• Given task
Repeat the material below exactly, line for line.

*****

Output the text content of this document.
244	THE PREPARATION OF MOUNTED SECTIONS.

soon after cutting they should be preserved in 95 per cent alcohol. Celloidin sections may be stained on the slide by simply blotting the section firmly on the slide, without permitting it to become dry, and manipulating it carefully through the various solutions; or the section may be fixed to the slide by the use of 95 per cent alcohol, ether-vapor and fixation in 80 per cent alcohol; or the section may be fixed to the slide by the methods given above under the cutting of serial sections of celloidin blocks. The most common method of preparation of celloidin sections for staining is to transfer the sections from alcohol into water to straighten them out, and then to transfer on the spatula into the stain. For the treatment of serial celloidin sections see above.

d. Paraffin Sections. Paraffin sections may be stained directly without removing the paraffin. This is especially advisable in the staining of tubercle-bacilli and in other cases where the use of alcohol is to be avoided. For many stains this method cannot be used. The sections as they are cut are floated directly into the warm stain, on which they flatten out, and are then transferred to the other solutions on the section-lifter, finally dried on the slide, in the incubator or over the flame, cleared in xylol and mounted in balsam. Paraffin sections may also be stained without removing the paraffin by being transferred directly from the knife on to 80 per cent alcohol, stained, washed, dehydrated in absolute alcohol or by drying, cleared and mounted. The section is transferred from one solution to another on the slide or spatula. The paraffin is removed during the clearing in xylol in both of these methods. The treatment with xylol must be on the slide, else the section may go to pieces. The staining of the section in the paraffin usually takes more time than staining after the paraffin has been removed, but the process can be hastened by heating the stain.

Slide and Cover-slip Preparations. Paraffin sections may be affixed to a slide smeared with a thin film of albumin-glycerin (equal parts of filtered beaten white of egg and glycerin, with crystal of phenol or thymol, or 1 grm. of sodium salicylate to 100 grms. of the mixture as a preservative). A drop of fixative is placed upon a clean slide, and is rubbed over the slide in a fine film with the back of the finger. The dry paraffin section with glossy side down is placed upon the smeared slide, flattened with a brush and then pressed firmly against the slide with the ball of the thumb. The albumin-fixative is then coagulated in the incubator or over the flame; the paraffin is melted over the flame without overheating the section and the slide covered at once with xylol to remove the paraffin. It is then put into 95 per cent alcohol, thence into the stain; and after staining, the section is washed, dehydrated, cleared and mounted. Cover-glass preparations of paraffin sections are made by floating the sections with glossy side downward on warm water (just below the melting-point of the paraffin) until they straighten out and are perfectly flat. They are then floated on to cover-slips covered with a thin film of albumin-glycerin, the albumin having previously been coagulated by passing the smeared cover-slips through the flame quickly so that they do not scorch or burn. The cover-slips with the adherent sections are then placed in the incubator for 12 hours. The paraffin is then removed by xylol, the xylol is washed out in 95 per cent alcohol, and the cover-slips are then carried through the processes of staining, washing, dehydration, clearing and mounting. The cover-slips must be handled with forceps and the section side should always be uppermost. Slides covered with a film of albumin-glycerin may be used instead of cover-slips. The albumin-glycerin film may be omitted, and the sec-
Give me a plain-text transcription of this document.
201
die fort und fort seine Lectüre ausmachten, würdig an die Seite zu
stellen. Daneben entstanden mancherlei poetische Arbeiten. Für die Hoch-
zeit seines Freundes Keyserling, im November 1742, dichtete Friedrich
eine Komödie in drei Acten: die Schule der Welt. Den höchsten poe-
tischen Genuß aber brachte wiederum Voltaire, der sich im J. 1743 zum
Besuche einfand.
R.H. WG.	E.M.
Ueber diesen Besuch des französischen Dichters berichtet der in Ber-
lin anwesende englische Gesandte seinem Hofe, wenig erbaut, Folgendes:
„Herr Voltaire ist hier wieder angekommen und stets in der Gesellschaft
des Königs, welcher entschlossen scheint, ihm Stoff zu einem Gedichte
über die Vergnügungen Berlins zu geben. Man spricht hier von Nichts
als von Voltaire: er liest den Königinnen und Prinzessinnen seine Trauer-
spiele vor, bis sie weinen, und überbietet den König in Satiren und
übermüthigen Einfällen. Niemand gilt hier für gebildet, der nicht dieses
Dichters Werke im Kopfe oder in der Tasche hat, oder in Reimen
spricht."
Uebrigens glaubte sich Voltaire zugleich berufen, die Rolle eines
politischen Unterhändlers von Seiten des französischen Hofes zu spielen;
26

*****

• The answer
Output the text content of this document.
244	THE PREPARATION OF MOUNTED SECTIONS.

soon after cutting they should be preserved in 95 per cent alcohol. Celloidin sections may be stained on the slide by simply blotting the section firmly on the slide, without permitting it to become dry, and manipulating it carefully through the various solutions; or the section may be fixed to the slide by the use of 95 per cent alcohol, ether-vapor and fixation in 80 per cent alcohol; or the section may be fixed to the slide by the methods given above under the cutting of serial sections of celloidin blocks. The most common method of preparation of celloidin sections for staining is to transfer the sections from alcohol into water to straighten them out, and then to transfer on the spatula into the stain. For the treatment of serial celloidin sections see above.

d. Paraffin Sections. Paraffin sections may be stained directly without removing the paraffin. This is especially advisable in the staining of tubercle-bacilli and in other cases where the use of alcohol is to be avoided. For many stains this method cannot be used. The sections as they are cut are floated directly into the warm stain, on which they flatten out, and are then transferred to the other solutions on the section-lifter, finally dried on the slide, in the incubator or over the flame, cleared in xylol and mounted in balsam. Paraffin sections may also be stained without removing the paraffin by being transferred directly from the knife on to 80 per cent alcohol, stained, washed, dehydrated in absolute alcohol or by drying, cleared and mounted. The section is transferred from one solution to another on the slide or spatula. The paraffin is removed during the clearing in xylol in both of these methods. The treatment with xylol must be on the slide, else the section may go to pieces. The staining of the section in the paraffin usually takes more time than staining after the paraffin has been removed, but the process can be hastened by heating the stain.

Slide and Cover-slip Preparations. Paraffin sections may be affixed to a slide smeared with a thin film of albumin-glycerin (equal parts of filtered beaten white of egg and glycerin, with crystal of phenol or thymol, or 1 grm. of sodium salicylate to 100 grms. of the mixture as a preservative). A drop of fixative is placed upon a clean slide, and is rubbed over the slide in a fine film with the back of the finger. The dry paraffin section with glossy side down is placed upon the smeared slide, flattened with a brush and then pressed firmly against the slide with the ball of the thumb. The albumin-fixative is then coagulated in the incubator or over the flame; the paraffin is melted over the flame without overheating the section and the slide covered at once with xylol to remove the paraffin. It is then put into 95 per cent alcohol, thence into the stain; and after staining, the section is washed, dehydrated, cleared and mounted. Cover-glass preparations of paraffin sections are made by floating the sections with glossy side downward on warm water (just below the melting-point of the paraffin) until they straighten out and are perfectly flat. They are then floated on to cover-slips covered with a thin film of albumin-glycerin, the albumin having previously been coagulated by passing the smeared cover-slips through the flame quickly so that they do not scorch or burn. The cover-slips with the adherent sections are then placed in the incubator for 12 hours. The paraffin is then removed by xylol, the xylol is washed out in 95 per cent alcohol, and the cover-slips are then carried through the processes of staining, washing, dehydration, clearing and mounting. The cover-slips must be handled with forceps and the section side should always be uppermost. Slides covered with a film of albumin-glycerin may be used instead of cover-slips. The albumin-glycerin film may be omitted, and the sec-
Give me a plain-text transcription of this document.
201
die fort und fort seine Lectüre ausmachten, würdig an die Seite zu
stellen. Daneben entstanden mancherlei poetische Arbeiten. Für die Hoch-
zeit seines Freundes Keyserling, im November 1742, dichtete Friedrich
eine Komödie in drei Acten: die Schule der Welt. Den höchsten poe-
tischen Genuß aber brachte wiederum Voltaire, der sich im J. 1743 zum
Besuche einfand.
R.H. WG.	E.M.
Ueber diesen Besuch des französischen Dichters berichtet der in Ber-
lin anwesende englische Gesandte seinem Hofe, wenig erbaut, Folgendes:
„Herr Voltaire ist hier wieder angekommen und stets in der Gesellschaft
des Königs, welcher entschlossen scheint, ihm Stoff zu einem Gedichte
über die Vergnügungen Berlins zu geben. Man spricht hier von Nichts
als von Voltaire: er liest den Königinnen und Prinzessinnen seine Trauer-
spiele vor, bis sie weinen, und überbietet den König in Satiren und
übermüthigen Einfällen. Niemand gilt hier für gebildet, der nicht dieses
Dichters Werke im Kopfe oder in der Tasche hat, oder in Reimen
spricht."
Uebrigens glaubte sich Voltaire zugleich berufen, die Rolle eines
politischen Unterhändlers von Seiten des französischen Hofes zu spielen;
26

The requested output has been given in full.